#### What needs to be done:
Print the listing that follows, character for character.

#### Information shown:
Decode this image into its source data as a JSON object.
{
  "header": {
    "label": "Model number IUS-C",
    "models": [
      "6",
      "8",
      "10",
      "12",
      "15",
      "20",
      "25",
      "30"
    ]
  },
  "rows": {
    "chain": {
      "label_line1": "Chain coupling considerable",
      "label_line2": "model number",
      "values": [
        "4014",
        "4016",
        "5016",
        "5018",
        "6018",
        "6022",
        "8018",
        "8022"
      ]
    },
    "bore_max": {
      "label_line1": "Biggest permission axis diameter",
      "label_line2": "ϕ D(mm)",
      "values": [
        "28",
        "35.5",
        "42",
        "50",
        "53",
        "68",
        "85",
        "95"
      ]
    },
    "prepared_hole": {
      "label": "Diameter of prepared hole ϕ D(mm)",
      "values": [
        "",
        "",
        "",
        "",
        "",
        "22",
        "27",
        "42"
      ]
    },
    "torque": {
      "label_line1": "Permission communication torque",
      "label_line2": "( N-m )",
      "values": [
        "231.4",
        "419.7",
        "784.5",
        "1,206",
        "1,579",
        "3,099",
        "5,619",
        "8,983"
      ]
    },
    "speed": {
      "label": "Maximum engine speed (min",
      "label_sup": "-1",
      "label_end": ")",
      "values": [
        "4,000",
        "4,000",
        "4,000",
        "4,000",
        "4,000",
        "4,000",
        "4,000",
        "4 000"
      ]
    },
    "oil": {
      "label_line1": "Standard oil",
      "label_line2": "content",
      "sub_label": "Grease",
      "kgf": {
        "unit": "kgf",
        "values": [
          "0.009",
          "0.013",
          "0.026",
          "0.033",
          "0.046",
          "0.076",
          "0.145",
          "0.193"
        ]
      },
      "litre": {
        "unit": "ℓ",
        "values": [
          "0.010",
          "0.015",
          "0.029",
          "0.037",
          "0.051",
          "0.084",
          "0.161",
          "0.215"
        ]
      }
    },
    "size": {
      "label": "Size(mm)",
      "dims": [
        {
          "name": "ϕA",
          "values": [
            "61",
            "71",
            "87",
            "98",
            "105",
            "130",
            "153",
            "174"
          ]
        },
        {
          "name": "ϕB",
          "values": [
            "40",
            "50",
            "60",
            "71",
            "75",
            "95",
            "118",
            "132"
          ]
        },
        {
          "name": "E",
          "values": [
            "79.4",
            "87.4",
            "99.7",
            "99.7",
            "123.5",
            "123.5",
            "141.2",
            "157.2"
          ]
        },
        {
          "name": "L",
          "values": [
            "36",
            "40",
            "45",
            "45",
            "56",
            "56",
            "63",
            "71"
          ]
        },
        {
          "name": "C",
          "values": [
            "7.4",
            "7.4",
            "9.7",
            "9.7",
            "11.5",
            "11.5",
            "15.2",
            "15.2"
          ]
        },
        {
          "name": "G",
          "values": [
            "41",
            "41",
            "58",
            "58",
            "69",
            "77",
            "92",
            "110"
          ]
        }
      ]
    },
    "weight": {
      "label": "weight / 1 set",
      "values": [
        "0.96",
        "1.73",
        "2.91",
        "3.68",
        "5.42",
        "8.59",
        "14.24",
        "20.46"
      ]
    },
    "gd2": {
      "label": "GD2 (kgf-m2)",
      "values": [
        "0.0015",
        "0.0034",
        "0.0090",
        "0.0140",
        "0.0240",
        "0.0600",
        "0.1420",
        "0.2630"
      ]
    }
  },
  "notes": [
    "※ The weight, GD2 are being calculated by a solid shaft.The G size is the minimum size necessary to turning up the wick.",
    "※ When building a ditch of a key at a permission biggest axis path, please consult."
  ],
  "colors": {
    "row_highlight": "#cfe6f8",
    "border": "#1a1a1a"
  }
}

#### Problem solution:
Decode this image into its source data as a JSON object.
{
  "header": {
    "label": "Model number IUS-C",
    "models": [
      "6",
      "8",
      "10",
      "12",
      "15",
      "20",
      "25",
      "30"
    ]
  },
  "rows": {
    "chain": {
      "label_line1": "Chain coupling considerable",
      "label_line2": "model number",
      "values": [
        "4014",
        "4016",
        "5016",
        "5018",
        "6018",
        "6022",
        "8018",
        "8022"
      ]
    },
    "bore_max": {
      "label_line1": "Biggest permission axis diameter",
      "label_line2": "ϕ D(mm)",
      "values": [
        "28",
        "35.5",
        "42",
        "50",
        "53",
        "68",
        "85",
        "95"
      ]
    },
    "prepared_hole": {
      "label": "Diameter of prepared hole ϕ D(mm)",
      "values": [
        "",
        "",
        "",
        "",
        "",
        "22",
        "27",
        "42"
      ]
    },
    "torque": {
      "label_line1": "Permission communication torque",
      "label_line2": "( N-m )",
      "values": [
        "231.4",
        "419.7",
        "784.5",
        "1,206",
        "1,579",
        "3,099",
        "5,619",
        "8,983"
      ]
    },
    "speed": {
      "label": "Maximum engine speed (min",
      "label_sup": "-1",
      "label_end": ")",
      "values": [
        "4,000",
        "4,000",
        "4,000",
        "4,000",
        "4,000",
        "4,000",
        "4,000",
        "4 000"
      ]
    },
    "oil": {
      "label_line1": "Standard oil",
      "label_line2": "content",
      "sub_label": "Grease",
      "kgf": {
        "unit": "kgf",
        "values": [
          "0.009",
          "0.013",
          "0.026",
          "0.033",
          "0.046",
          "0.076",
          "0.145",
          "0.193"
        ]
      },
      "litre": {
        "unit": "ℓ",
        "values": [
          "0.010",
          "0.015",
          "0.029",
          "0.037",
          "0.051",
          "0.084",
          "0.161",
          "0.215"
        ]
      }
    },
    "size": {
      "label": "Size(mm)",
      "dims": [
        {
          "name": "ϕA",
          "values": [
            "61",
            "71",
            "87",
            "98",
            "105",
            "130",
            "153",
            "174"
          ]
        },
        {
          "name": "ϕB",
          "values": [
            "40",
            "50",
            "60",
            "71",
            "75",
            "95",
            "118",
            "132"
          ]
        },
        {
          "name": "E",
          "values": [
            "79.4",
            "87.4",
            "99.7",
            "99.7",
            "123.5",
            "123.5",
            "141.2",
            "157.2"
          ]
        },
        {
          "name": "L",
          "values": [
            "36",
            "40",
            "45",
            "45",
            "56",
            "56",
            "63",
            "71"
          ]
        },
        {
          "name": "C",
          "values": [
            "7.4",
            "7.4",
            "9.7",
            "9.7",
            "11.5",
            "11.5",
            "15.2",
            "15.2"
          ]
        },
        {
          "name": "G",
          "values": [
            "41",
            "41",
            "58",
            "58",
            "69",
            "77",
            "92",
            "110"
          ]
        }
      ]
    },
    "weight": {
      "label": "weight / 1 set",
      "values": [
        "0.96",
        "1.73",
        "2.91",
        "3.68",
        "5.42",
        "8.59",
        "14.24",
        "20.46"
      ]
    },
    "gd2": {
      "label": "GD2 (kgf-m2)",
      "values": [
        "0.0015",
        "0.0034",
        "0.0090",
        "0.0140",
        "0.0240",
        "0.0600",
        "0.1420",
        "0.2630"
      ]
    }
  },
  "notes": [
    "※ The weight, GD2 are being calculated by a solid shaft.The G size is the minimum size necessary to turning up the wick.",
    "※ When building a ditch of a key at a permission biggest axis path, please consult."
  ],
  "colors": {
    "row_highlight": "#cfe6f8",
    "border": "#1a1a1a"
  }
}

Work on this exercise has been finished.